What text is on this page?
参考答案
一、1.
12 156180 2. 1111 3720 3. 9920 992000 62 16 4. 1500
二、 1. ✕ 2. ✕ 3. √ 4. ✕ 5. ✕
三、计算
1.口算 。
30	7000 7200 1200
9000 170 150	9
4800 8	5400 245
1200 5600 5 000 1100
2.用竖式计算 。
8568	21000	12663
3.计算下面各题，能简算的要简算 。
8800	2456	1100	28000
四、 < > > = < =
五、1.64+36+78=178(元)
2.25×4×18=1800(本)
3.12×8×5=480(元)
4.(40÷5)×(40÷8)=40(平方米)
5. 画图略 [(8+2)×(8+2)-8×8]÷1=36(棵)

==============================

> **Work instructions**:
Print the whole listing exactly as it is.

> **Exercise solution**:
What text is on this page?
参考答案
一、1.
12 156180 2. 1111 3720 3. 9920 992000 62 16 4. 1500
二、 1. ✕ 2. ✕ 3. √ 4. ✕ 5. ✕
三、计算
1.口算 。
30	7000 7200 1200
9000 170 150	9
4800 8	5400 245
1200 5600 5 000 1100
2.用竖式计算 。
8568	21000	12663
3.计算下面各题，能简算的要简算 。
8800	2456	1100	28000
四、 < > > = < =
五、1.64+36+78=178(元)
2.25×4×18=1800(本)
3.12×8×5=480(元)
4.(40÷5)×(40÷8)=40(平方米)
5. 画图略 [(8+2)×(8+2)-8×8]÷1=36(棵)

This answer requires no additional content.